• Text segment:
Abstract

Angular differential imaging is a high-contrast imaging technique that reduces quasi-static speckle noise and facilitates the detection of nearby companions. A sequence of images is acquired with an altitude/azimuth telescope while the instrument field derotator is switched off. This keeps the instrument and telescope optics aligned and allows the field of view to rotate with respect to the instrument. For each image, a reference PSF is constructed from other appropriately-selected images of the same sequence and subtracted to remove quasi-static PSF structure. All residual images are then rotated to align the field and are combined. Observed performances are reported for Gemini North data. It is shown that quasi-static PSF noise can be reduced by a factor \~5 for each image subtraction. The combination of all residuals then provides an additional gain of the order of the square root of the total number of acquired images. A total speckle noise attenuation of 20-50 is obtained for one-hour long observing sequences compared to a single 30s exposure. A PSF noise attenuation of 100 was achieved for two-hour long sequences of images of Vega, reaching a 5-sigma contrast of 20 magnitudes for separations greater than 8. For a 30-minute long sequence, ADI achieves 30 times better signal-to-noise than a classical observation technique. The ADI technique can be used with currently available instruments to search for ~1MJup exoplanets with orbits of radii between 50 and 300 AU around nearby young stars. The possibility of combining the technique with other high-contrast imaging methods is briefly discussed.

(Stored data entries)
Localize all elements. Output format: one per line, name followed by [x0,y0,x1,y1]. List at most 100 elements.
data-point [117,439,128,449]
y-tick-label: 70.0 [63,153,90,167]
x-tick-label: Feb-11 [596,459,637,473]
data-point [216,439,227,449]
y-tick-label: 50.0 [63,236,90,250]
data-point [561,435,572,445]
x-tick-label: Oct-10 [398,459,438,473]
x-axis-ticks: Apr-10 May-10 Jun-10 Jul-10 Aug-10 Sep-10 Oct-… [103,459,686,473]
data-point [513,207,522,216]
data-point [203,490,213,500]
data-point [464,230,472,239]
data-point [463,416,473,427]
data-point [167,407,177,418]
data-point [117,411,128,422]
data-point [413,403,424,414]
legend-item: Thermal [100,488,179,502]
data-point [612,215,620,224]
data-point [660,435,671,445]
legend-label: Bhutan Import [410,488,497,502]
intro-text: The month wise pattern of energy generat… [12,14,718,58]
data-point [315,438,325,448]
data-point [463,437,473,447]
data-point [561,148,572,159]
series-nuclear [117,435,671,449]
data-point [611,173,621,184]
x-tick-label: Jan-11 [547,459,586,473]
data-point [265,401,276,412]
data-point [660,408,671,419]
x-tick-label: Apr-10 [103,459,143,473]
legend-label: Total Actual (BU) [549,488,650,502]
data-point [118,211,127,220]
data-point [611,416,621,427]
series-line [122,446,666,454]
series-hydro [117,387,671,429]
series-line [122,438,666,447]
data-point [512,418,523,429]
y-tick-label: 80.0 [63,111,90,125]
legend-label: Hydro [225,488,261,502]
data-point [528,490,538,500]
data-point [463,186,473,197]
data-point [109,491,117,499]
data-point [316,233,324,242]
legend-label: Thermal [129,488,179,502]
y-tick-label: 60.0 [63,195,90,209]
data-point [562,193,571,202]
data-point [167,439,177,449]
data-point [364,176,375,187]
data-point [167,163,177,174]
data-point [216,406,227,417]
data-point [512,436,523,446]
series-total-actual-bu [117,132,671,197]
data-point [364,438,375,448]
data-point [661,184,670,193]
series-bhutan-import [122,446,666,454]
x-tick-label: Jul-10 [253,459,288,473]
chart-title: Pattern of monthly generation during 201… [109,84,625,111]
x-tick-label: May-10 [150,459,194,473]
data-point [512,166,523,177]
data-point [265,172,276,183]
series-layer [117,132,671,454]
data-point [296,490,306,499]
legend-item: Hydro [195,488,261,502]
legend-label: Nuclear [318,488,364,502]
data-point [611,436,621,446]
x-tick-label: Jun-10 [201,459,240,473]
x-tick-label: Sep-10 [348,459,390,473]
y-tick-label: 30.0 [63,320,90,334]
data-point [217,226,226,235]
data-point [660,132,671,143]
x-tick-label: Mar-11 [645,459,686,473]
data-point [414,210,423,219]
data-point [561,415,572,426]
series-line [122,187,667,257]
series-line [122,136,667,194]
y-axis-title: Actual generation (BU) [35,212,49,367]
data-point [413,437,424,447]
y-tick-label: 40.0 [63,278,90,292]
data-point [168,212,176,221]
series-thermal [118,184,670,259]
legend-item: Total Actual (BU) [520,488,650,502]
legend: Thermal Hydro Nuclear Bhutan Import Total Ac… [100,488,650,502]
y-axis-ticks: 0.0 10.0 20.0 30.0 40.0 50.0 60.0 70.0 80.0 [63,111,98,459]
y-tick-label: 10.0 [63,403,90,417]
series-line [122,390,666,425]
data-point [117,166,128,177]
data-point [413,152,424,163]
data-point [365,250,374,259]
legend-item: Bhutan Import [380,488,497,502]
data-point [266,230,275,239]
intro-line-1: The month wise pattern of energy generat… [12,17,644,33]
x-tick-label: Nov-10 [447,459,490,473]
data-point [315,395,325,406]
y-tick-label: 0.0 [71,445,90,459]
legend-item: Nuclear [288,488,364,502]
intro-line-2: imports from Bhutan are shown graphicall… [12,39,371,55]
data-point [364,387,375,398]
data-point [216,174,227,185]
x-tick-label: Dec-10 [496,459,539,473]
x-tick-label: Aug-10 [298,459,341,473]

• Work to complete:
Name every exposure or observing-sequence duration given in the abstract on angular differential imaging.

• Task output:
- one hour
- 30 s
- two hours
- 30 minutes